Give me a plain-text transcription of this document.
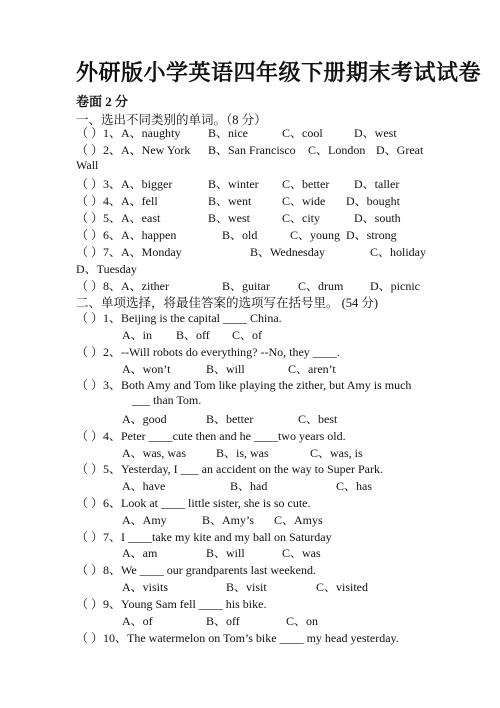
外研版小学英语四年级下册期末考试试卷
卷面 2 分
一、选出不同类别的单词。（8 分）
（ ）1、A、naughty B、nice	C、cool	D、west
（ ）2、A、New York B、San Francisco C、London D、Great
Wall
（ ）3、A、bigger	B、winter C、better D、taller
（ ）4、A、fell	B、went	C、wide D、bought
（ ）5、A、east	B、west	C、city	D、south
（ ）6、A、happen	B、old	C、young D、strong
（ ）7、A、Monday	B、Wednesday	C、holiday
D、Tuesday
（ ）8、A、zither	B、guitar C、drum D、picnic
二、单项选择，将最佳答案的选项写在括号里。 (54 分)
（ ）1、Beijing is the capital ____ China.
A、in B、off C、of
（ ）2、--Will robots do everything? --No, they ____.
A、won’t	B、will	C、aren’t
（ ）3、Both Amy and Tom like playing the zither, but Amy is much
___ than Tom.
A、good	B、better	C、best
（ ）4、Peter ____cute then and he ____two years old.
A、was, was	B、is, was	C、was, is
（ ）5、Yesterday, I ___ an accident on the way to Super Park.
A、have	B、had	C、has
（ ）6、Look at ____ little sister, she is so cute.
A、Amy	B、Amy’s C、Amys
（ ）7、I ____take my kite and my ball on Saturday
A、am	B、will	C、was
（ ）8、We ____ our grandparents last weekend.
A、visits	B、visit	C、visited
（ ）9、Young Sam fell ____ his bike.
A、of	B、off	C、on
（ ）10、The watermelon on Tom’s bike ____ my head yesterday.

■ Problem
Report only how many lines in the entries contain "better".

■ Written answer
2